***** 出典文書

戦後70年が過ぎ、年とともに戦争の記憶が薄れていく中、とてつもない歴史上の過ちを犯した昭和の時代。
明治・大正・昭和と近代化が進むにつれて、自国の富を過大評価しすぎた人たち、そしてただ精神論のみで、なんでも打破できると信じた軍人たち。
すべての国民がその過ちの中で掻きまわされ、何十万もの尊い命を奪った「太平洋戦争」は、残念ながら負の遺産を残しただけに過ぎませんでした。
よく、アメリカとの駆け引きという中で、政治的背景が取りざたされていますが、実際のところはそうではありません。
その気があればこの戦争は止められたはずでした。
日米開戦前の日本に対するアメリカの「暗号」解読

この艦には、米陸軍の暗号専門官「フランク・B・ロウレット」を団長に、陸海軍各2名の暗号将校が便乗していたと記されています。
この使節団は、前の年の11月末に米・英両国間で結ばれた、暗号解読資料の交換を含む技術協定にもとずいて派遣されたものでした。
この時に、この使節団が携行した暗号物件の資料がごく一部ですが公開されているので載せておきます。
これは米国が英国に提供した暗号関係物件の一覧の一部です。
●日本外交用
パープル暗号機2台 暗号機の規約 3文字コードブック 解読技術開読書
レッド暗号機2台 暗号機の規約 解読技術解説書
領事館用暗号書2部 2次作業用の規約
Jー17暗号書
外交用暗号書2部(秘密度の低いもの)
●日本海軍用
艦隊用暗号書2部 乱数表 解読技術解説書
輸送船用暗号書2部 2次作業用の規約
海軍武官用暗号書2部
無線用呼出符号書2部
日本外交用にある「パープル暗号機」とは、「九七式欧文印字機」(昭和12年製)の模造機のことで、暗号機とは原文を入力すると暗号文に変換し、逆に暗号文を入力すると原文に翻訳してくれる機能を持った機械です。

**********
***** データ抜粋

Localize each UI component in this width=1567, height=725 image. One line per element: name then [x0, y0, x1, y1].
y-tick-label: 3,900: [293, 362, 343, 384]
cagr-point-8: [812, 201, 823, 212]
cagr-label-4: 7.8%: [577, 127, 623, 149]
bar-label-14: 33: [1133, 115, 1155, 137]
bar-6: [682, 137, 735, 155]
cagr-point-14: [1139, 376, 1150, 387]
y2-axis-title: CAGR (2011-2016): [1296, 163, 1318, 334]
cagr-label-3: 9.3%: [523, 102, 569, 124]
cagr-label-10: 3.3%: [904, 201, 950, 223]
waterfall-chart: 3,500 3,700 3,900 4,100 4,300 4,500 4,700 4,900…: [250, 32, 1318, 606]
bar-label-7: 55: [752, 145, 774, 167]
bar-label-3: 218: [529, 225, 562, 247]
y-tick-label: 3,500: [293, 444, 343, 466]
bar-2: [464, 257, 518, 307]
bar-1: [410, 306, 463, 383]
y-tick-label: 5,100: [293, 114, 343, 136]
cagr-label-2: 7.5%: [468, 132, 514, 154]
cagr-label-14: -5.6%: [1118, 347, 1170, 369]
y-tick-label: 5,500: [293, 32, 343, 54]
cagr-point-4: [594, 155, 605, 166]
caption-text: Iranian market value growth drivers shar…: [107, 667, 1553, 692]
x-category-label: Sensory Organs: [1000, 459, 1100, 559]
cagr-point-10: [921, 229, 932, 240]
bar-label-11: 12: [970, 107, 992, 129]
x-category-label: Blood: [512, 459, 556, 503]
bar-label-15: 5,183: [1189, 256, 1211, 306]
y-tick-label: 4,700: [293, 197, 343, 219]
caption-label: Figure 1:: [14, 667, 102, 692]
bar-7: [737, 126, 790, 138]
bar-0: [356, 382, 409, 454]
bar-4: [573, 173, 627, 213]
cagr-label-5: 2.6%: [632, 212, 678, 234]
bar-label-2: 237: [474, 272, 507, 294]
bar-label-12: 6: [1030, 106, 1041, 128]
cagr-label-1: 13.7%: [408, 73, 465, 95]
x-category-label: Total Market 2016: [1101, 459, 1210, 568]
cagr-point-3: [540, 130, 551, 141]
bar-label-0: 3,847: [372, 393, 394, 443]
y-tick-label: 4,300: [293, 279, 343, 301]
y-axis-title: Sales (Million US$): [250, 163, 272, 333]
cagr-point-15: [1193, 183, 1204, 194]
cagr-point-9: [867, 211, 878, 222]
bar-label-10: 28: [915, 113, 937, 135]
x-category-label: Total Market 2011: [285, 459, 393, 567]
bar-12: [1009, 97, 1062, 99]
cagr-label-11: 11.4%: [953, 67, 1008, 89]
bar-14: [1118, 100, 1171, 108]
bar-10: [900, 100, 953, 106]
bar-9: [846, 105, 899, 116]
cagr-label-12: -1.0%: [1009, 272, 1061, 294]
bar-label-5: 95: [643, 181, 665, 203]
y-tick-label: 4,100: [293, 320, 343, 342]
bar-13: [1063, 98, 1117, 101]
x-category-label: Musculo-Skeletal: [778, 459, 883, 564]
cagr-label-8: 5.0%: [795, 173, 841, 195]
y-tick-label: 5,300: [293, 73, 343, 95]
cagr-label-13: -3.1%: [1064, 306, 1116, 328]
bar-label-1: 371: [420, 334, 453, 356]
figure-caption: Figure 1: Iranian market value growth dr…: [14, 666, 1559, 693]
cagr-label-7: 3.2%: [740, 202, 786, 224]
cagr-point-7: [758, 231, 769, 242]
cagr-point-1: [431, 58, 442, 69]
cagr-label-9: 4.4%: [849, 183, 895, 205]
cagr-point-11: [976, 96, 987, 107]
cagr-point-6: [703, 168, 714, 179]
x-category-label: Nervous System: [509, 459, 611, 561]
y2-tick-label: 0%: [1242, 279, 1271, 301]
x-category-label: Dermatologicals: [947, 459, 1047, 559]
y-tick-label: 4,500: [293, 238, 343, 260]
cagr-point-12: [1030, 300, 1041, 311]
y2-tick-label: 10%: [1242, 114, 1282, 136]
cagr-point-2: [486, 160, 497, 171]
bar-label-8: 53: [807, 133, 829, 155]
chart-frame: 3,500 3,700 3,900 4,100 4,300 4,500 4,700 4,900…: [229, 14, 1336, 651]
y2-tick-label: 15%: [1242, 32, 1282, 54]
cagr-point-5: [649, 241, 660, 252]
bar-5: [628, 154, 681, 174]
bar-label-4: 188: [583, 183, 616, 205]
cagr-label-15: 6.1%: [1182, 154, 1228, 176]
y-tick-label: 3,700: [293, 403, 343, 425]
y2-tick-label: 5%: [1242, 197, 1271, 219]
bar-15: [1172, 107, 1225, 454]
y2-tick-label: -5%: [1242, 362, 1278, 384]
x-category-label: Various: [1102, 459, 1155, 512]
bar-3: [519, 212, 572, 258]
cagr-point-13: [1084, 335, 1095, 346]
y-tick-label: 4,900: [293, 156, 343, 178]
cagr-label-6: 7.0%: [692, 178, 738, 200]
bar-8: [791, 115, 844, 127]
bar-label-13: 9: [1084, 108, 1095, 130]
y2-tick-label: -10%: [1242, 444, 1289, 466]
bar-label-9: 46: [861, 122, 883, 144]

**********

日米開戦前の暗号解読を扱った文章の続きを、最後の文の次から書き進めてください。

**課題の解答**
「九七式」の模造1号機は、昭和15年8月に完成していたといわれています。
そのためには、2年間という月日と、多数の暗号文の解読から判明した換字表の仕組み、昭和14年にニューヨークの日本総領事館から盗写した関係資料(3文字コードブック)、そして「ウィリアム・F・フリードマン」をはじめ多くの関係者の、文字どうりノイローゼになるぐらいの努力が必要だったといいます。
英国に供与されたのは、模造の2号機と3号機でした。
ニューヨークの総領事館で盗写された「3文字コードブック」は、日本語の起案文をローマ字表記する際、慣用語や数字などをアルファベット3文字に置き換えるための辞書のようなものです。
パープル暗号の原文を完全に翻訳するためには欠かせないものであったといいます。
「レッド暗号機」は、九七式が装備される以前に使われていた「九一式印字機」(昭和6年製)模造機で、昭和11年に完成していたようです。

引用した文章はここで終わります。